══ Records for processing
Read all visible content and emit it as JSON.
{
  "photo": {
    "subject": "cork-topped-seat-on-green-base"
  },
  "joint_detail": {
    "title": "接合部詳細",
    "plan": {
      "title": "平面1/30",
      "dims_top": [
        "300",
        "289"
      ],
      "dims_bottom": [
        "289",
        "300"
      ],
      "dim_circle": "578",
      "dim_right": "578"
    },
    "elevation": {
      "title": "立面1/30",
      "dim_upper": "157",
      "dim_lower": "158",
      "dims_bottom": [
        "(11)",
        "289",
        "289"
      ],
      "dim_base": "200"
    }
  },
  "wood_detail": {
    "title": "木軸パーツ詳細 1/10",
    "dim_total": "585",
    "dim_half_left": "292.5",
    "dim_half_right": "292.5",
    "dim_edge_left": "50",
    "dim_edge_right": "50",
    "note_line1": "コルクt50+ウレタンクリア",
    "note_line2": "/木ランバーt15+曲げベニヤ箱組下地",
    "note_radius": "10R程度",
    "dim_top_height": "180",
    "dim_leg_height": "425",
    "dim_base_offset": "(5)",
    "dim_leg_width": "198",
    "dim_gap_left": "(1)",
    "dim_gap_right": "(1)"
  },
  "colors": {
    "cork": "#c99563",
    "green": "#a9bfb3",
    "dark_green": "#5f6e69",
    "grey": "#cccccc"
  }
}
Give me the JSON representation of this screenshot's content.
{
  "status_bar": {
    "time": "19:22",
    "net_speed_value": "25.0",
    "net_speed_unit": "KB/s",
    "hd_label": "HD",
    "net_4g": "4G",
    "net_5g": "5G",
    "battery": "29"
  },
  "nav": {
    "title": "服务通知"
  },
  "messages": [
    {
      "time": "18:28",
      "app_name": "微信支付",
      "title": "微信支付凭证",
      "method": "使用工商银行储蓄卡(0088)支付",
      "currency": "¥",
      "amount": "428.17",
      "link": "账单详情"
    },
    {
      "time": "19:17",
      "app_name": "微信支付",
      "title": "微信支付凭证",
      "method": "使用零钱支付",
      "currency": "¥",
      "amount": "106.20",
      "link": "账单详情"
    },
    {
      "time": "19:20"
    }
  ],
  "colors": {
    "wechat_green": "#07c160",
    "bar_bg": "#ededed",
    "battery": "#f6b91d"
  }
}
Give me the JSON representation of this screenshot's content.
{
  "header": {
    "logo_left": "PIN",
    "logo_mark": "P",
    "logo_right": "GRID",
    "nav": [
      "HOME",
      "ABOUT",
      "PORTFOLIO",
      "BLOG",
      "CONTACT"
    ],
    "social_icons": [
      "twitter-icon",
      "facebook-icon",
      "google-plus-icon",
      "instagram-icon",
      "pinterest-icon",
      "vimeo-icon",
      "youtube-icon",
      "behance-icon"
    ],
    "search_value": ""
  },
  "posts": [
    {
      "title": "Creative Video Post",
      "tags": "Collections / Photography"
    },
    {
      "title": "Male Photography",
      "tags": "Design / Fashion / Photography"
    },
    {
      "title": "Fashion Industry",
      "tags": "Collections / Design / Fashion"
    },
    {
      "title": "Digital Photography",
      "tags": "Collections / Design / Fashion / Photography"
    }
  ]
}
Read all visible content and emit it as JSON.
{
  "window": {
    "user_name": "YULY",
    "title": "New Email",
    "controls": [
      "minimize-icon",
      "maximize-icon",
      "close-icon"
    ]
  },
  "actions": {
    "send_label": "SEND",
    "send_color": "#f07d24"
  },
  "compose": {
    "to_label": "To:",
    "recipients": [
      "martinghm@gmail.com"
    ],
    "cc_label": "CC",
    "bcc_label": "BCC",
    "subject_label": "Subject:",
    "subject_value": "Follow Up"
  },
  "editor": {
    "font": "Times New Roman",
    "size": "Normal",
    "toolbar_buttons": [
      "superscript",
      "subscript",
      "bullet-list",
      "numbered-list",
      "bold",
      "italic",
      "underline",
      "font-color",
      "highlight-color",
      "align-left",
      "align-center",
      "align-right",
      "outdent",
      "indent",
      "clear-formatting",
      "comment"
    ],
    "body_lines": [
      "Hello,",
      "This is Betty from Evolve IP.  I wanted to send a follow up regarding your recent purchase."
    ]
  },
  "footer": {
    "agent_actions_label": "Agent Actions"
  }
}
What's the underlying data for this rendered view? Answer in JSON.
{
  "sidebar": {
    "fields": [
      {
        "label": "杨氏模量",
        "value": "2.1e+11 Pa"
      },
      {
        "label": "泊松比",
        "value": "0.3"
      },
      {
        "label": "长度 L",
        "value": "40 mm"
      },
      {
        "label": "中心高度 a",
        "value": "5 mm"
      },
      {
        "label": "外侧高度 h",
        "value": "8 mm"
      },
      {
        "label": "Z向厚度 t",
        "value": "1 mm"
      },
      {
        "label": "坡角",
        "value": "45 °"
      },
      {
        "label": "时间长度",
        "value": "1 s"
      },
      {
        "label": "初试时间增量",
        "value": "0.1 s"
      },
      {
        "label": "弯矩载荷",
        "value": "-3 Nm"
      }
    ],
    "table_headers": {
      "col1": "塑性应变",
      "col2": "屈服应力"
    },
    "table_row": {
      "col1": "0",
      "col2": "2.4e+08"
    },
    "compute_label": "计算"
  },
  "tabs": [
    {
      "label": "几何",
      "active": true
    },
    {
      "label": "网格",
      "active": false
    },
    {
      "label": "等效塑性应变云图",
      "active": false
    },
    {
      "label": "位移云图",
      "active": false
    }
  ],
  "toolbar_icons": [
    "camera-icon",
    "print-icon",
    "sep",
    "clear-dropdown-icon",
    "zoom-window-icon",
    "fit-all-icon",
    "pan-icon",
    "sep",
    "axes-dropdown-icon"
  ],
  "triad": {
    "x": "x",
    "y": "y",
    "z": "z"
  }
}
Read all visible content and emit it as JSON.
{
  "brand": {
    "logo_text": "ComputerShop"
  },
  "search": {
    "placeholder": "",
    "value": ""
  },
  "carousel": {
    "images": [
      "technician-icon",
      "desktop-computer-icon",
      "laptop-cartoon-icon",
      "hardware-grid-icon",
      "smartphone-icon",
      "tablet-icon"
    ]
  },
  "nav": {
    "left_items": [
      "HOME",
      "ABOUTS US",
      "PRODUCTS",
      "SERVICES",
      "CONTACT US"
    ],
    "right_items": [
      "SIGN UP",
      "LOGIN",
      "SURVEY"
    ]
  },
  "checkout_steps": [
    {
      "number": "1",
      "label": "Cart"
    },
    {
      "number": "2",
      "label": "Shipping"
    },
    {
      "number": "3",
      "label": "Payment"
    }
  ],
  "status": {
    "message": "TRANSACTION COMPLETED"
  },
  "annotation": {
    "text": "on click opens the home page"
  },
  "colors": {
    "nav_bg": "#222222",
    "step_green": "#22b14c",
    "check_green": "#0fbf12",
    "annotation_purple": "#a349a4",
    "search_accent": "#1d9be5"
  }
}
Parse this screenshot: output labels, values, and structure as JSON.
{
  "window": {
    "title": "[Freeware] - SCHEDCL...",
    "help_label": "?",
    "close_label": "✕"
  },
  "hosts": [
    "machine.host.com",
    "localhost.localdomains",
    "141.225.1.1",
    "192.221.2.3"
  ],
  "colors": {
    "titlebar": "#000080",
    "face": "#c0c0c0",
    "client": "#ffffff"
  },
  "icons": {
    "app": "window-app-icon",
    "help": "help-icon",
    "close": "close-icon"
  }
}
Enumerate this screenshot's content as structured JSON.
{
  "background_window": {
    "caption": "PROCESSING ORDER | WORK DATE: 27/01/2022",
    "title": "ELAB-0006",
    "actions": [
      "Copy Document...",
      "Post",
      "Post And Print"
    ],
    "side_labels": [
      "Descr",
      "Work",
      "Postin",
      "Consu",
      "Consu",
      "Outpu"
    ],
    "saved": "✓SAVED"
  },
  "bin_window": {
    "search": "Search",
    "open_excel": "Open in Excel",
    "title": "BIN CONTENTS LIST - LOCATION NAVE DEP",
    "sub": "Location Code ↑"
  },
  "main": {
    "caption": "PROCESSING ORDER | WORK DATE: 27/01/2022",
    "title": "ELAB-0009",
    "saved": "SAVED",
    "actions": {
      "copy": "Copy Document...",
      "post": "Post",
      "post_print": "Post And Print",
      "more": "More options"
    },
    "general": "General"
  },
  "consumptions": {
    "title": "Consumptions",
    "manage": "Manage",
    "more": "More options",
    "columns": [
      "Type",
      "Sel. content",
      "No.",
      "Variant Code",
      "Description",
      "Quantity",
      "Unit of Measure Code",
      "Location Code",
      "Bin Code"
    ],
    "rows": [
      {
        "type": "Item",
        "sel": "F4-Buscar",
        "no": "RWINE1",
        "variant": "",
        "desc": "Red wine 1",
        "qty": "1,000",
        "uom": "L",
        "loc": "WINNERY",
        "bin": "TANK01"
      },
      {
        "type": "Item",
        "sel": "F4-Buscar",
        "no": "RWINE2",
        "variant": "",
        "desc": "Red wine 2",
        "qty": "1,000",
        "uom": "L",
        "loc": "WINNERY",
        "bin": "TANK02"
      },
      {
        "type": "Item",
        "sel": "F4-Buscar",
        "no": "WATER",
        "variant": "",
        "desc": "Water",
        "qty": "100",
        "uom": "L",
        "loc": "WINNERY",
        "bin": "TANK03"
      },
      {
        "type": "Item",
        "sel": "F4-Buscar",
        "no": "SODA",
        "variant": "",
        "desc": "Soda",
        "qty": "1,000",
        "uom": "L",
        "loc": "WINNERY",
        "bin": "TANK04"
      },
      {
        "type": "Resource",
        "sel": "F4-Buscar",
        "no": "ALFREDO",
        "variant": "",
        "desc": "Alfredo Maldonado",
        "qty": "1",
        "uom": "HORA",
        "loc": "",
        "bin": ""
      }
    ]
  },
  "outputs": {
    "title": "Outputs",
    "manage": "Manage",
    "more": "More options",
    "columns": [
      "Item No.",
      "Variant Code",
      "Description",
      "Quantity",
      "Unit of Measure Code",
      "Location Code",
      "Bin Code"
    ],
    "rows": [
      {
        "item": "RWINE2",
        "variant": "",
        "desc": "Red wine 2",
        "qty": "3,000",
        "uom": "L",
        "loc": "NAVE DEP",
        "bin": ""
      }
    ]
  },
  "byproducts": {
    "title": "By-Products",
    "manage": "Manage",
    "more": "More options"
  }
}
════
Determine the number of lines in the data that contain "screenshot" as a word or string, and state only that number.

* **Response**
4